**Exercise tasks:**
[1] According to the invention summary, how is ancillary data embedded into a compressed audio signal?
[2] Decide whether each statement agrees with the invention summary, answering yes or no and quoting the deciding words: (a) SBC encoding has inherent support for ancillary data. (b) The LSB bits that carry indication information are allocated for every frame. (c) The resulting SBC bit-streams are compatible with existing SBC decoders.

-- Passage to read start --

SUMMARY OF THE INVENTION

It is an object of the present invention to provide embedding ancillary data into a compressed audio signal, and extracting ancillary data from a compressed audio signal. The invention is defined by the independent claims. The dependent claims define advantageous embodiments.

One aspect of the invention proposes a method for embedding an ancillary data into a compressed audio signal. This is achieved by replacing Least Significant Bits (LSBs) in at least one frequency subband of the compressed audio signal by the ancillary data.

When replacing LSB bits of compressed subband signals with the ancillary data, the subband signal is effectively modified, resulting in a different decoded output. The replaced LSB bits corresponding to the ancillary data are conveyed as part of the bitstream and can be easily extracted at the decoder. In such a way the decoder obtains the ancillary data that can be used for more advanced audio reproduction at the decoder. The compressed audio itself maintains a good audio quality despite the replacement of the LSB bits of the frequency subband, because the LSB bits least contribute to the potential audible artefacts.

In an embodiment, the LSB bits to be replaced by the ancillary data are determined based on a psychoacoustic criterion. The subjective impact caused by the difference in output as a result of LSB modification is minimized by applying a psychoacoustic criterion controlling both the location as well as the amount of LSB bits that can be modified. The compressed audio itself maintains then a good audio quality despite the replacement of the LSB bits of the frequency subband, because those selected LSB bits do not contribute to the audible artefacts. The allocation of the LSB bits is determined implicitly in the decoder by employing the same criterion as used in the encoder. The similarity of the LSB bits allocation at the decoder side can be assessed at the encoder beforehand. Therefore, no additional indication information for LSB bits allocation is required, or only limited additional indication information is required in case of differences between the allocation used at the encoder and the expected allocation at the decoder to indicate these differences.

In a further embodiment, an allocation of the LSB bits to be replaced by the ancillary data is indicated by indication information embedded in the LSB bits. At the decoder side indication information is required to identify the location and the amount of LSB bits that constitute the ancillary data. A fixed number of LSB bits that is allocated by default to specific subbands are used to convey this indication information. These bits are allocated for every frame.

In a further embodiment, the compressed audio signal is obtained using an SBC encoding. The SBC encoding has no inherent support for ancillary data. The SBC encoding might be modified to accept ancillary data to be conveyed in the LSB bits of one or more subband signals. In other words, the replacement of the LSB bits with the ancillary data becomes a part of the audio compression. In this way the SBC encoder can create a bit-stream that holds ancillary data. The LSB bits allocation can vary in time to efficiently use the frequency subbands such that the allocated LSB bits do not contribute to potential audible artefacts. Alternatively, the replacement of the LSB bits with the ancillary data could be performed as a post-processing step after the encoding. It should be clear that the resulting SBC bit-streams are compatible to existing SBC decoders.

In a further preferred embodiment, the ancillary data comprise data to be employed for processing of a decoded compressed audio signal. This allows an additional processing, such as a post-processing of the decoded compressed audio signal to change characteristics of the audio signal, e.g. parameter controlled virtualization processing.

-- Passage to read end --
-- Information provided start --

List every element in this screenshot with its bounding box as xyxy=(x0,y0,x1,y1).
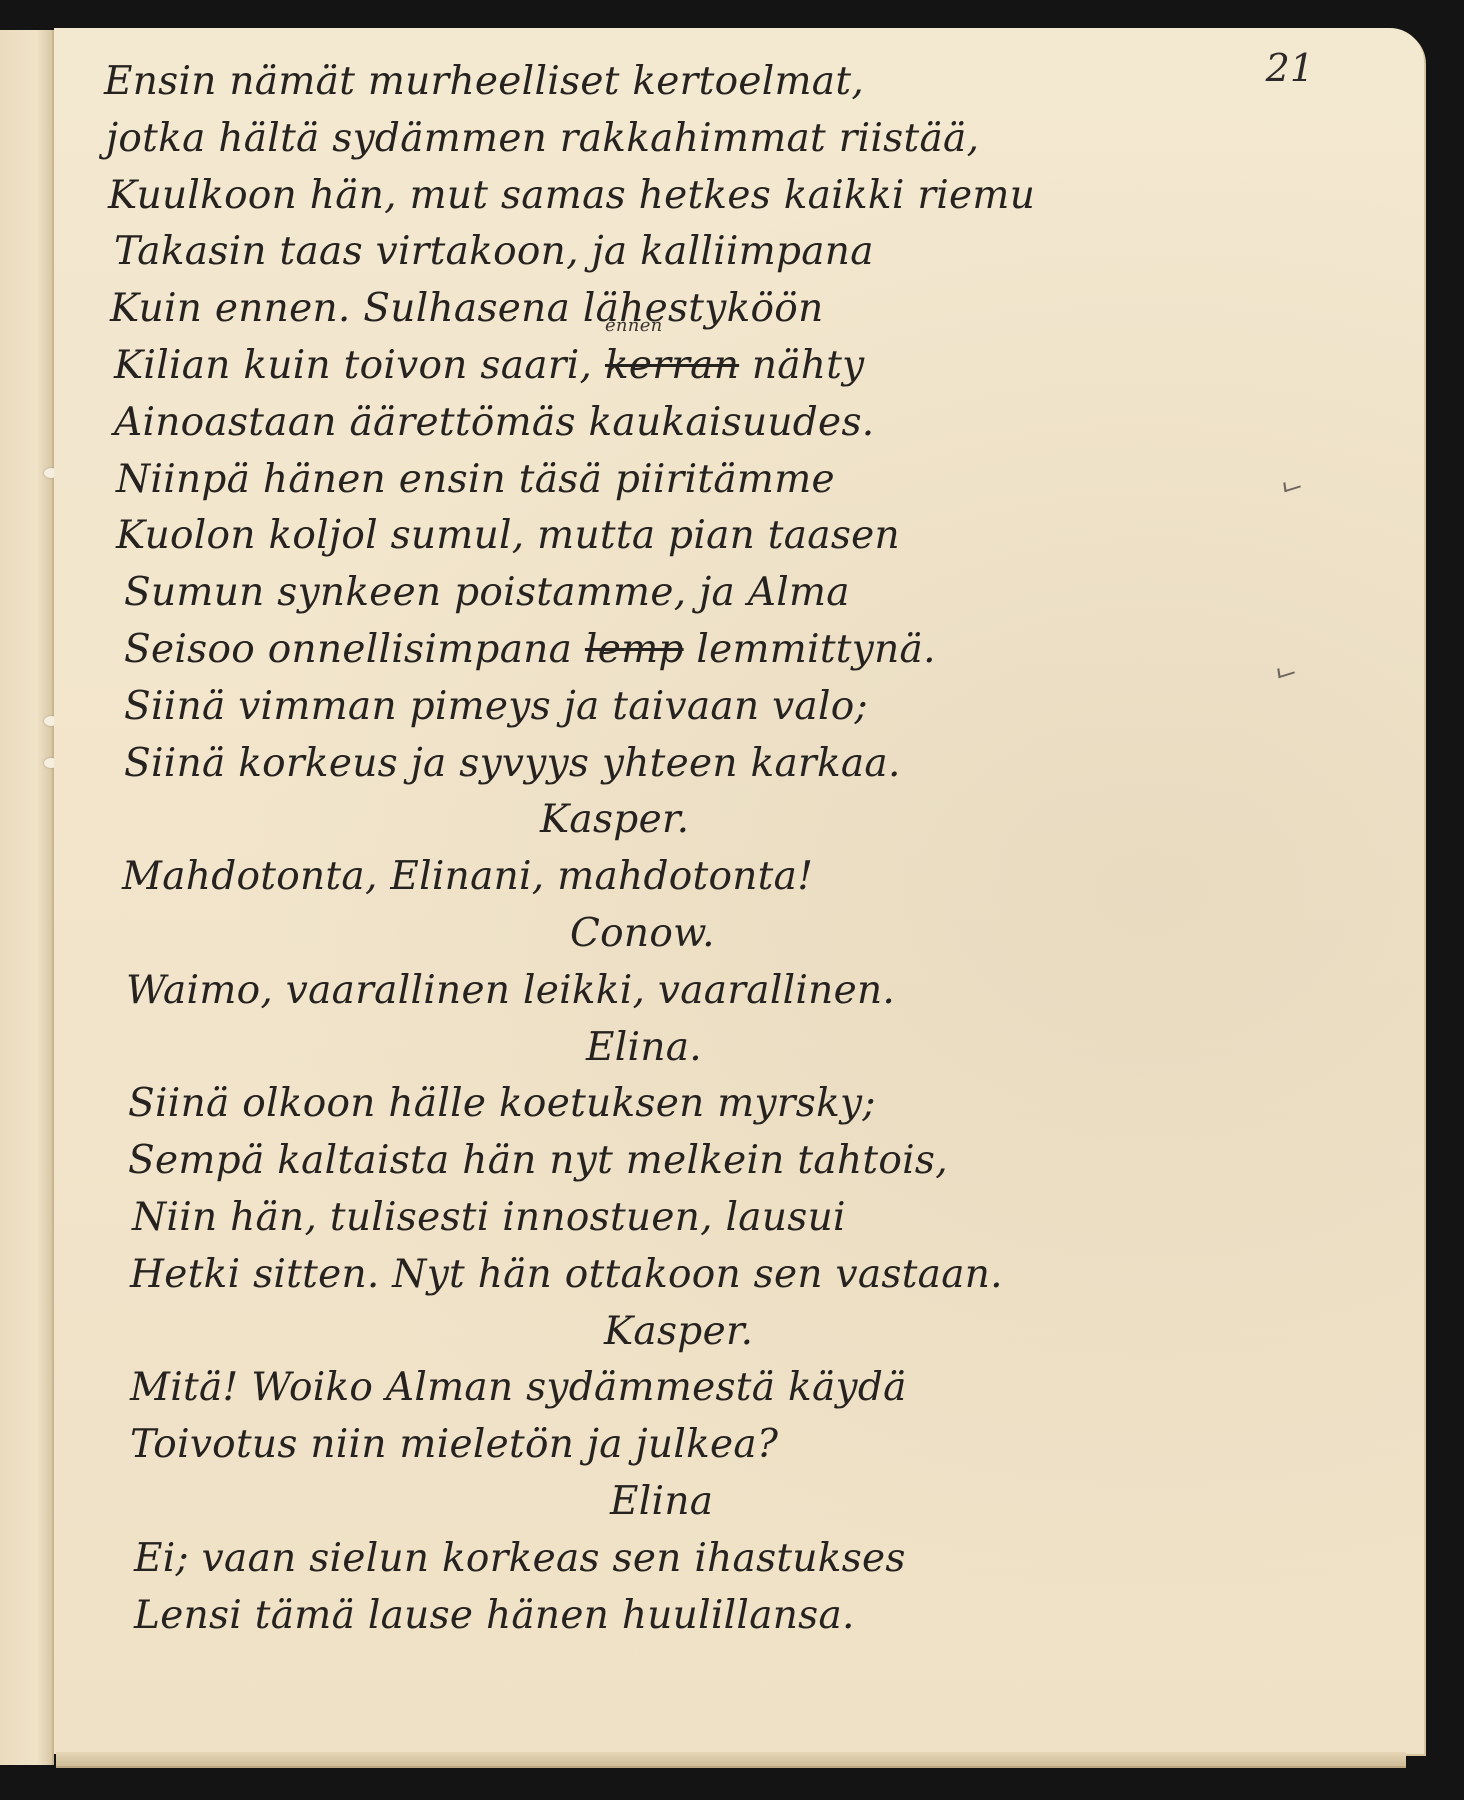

-- Information provided end --

**Answers for this exercise:**
[1] By replacing the Least Significant Bits (LSBs) in at least one frequency subband of the compressed audio signal with the ancillary data.

[2]
(a) No: "The SBC encoding has no inherent support for ancillary data."
(b) Yes: "These bits are allocated for every frame."
(c) Yes: "It should be clear that the resulting SBC bit-streams are compatible to existing SBC decoders."